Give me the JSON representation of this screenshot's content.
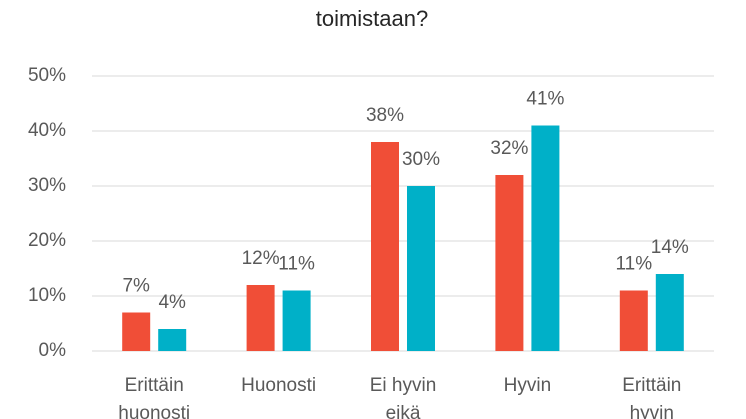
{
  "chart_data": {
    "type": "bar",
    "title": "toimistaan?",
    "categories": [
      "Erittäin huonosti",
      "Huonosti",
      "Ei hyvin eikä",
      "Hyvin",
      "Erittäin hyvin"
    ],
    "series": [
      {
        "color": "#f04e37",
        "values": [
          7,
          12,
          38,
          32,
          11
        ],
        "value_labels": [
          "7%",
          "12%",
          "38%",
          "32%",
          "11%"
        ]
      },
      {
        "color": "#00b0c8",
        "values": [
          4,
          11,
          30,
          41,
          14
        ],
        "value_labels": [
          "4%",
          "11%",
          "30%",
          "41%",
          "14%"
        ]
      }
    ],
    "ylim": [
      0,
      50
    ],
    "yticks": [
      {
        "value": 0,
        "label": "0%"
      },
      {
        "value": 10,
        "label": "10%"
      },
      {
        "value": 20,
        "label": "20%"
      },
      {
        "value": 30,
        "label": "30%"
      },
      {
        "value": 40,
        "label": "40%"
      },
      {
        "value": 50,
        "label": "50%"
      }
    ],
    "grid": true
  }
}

----

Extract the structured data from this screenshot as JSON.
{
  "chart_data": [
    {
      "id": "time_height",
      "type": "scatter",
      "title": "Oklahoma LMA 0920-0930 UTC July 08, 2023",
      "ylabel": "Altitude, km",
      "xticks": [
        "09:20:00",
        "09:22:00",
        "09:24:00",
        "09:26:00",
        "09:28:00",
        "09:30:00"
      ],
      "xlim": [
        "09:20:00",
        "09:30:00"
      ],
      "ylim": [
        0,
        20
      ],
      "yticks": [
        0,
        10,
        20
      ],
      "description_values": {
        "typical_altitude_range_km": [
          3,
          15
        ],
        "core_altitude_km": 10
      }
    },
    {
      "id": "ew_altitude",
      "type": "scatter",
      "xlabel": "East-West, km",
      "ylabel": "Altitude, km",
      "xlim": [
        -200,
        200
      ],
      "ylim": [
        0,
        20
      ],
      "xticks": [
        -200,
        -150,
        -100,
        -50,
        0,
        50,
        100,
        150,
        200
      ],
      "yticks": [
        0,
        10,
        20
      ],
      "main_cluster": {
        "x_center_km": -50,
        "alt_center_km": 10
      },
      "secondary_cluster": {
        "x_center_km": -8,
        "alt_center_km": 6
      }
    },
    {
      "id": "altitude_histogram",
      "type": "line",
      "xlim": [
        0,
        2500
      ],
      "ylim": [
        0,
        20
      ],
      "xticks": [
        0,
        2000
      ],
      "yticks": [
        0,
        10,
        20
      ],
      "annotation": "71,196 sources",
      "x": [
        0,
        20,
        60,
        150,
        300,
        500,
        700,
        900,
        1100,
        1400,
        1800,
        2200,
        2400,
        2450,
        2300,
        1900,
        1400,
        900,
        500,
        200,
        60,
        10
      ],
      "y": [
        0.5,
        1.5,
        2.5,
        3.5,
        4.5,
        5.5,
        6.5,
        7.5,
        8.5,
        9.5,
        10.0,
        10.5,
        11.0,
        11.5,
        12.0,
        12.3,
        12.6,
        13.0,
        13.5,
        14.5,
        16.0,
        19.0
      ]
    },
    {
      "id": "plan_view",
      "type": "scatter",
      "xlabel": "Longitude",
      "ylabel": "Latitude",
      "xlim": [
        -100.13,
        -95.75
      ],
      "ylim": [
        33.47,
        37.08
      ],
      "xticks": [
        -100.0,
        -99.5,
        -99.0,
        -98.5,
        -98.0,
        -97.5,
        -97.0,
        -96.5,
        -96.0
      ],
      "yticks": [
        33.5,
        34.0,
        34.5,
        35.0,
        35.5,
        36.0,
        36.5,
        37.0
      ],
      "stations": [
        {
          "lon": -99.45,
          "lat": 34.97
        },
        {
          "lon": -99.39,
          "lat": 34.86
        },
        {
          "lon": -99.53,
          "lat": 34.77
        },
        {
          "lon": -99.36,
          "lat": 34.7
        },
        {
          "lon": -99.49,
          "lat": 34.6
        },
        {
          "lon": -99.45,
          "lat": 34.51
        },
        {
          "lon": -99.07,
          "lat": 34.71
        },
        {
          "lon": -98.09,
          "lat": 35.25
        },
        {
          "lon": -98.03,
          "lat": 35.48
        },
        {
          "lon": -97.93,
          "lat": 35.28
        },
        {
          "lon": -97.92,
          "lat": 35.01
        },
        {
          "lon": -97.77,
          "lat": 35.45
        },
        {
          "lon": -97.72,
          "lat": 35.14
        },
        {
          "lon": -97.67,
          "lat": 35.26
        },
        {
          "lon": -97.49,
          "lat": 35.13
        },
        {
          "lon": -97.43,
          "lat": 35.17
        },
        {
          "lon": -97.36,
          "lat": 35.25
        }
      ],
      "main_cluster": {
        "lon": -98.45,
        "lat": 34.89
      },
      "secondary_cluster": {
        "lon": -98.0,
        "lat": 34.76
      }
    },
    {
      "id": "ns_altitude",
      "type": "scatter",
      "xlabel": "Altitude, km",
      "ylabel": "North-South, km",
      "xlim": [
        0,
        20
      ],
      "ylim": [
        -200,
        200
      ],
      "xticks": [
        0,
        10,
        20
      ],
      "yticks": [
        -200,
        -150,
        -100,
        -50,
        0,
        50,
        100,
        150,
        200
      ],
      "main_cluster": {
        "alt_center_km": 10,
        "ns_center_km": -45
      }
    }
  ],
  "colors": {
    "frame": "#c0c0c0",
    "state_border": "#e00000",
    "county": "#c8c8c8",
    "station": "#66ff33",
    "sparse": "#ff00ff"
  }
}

----

**YOUR TASK**
Check each line above for the word "title" and say how many have it, with nothing else.

**FINAL RESULT**
2